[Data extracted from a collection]
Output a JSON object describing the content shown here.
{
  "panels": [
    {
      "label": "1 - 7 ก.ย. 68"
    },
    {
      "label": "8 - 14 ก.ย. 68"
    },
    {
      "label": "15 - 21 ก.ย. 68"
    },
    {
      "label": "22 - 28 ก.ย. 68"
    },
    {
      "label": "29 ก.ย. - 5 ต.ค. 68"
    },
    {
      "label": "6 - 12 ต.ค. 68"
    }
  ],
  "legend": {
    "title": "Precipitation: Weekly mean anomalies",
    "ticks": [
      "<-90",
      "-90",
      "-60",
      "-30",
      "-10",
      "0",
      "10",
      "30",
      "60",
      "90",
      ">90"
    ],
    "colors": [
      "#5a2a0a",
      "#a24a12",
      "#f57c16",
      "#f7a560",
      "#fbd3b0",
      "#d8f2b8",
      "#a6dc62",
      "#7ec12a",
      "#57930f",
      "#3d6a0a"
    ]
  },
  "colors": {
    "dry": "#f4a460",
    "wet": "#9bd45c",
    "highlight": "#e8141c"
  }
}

• Work to do: Write out every record verbatim.

• Task result:
Output a JSON object describing the content shown here.
{
  "panels": [
    {
      "label": "1 - 7 ก.ย. 68"
    },
    {
      "label": "8 - 14 ก.ย. 68"
    },
    {
      "label": "15 - 21 ก.ย. 68"
    },
    {
      "label": "22 - 28 ก.ย. 68"
    },
    {
      "label": "29 ก.ย. - 5 ต.ค. 68"
    },
    {
      "label": "6 - 12 ต.ค. 68"
    }
  ],
  "legend": {
    "title": "Precipitation: Weekly mean anomalies",
    "ticks": [
      "<-90",
      "-90",
      "-60",
      "-30",
      "-10",
      "0",
      "10",
      "30",
      "60",
      "90",
      ">90"
    ],
    "colors": [
      "#5a2a0a",
      "#a24a12",
      "#f57c16",
      "#f7a560",
      "#fbd3b0",
      "#d8f2b8",
      "#a6dc62",
      "#7ec12a",
      "#57930f",
      "#3d6a0a"
    ]
  },
  "colors": {
    "dry": "#f4a460",
    "wet": "#9bd45c",
    "highlight": "#e8141c"
  }
}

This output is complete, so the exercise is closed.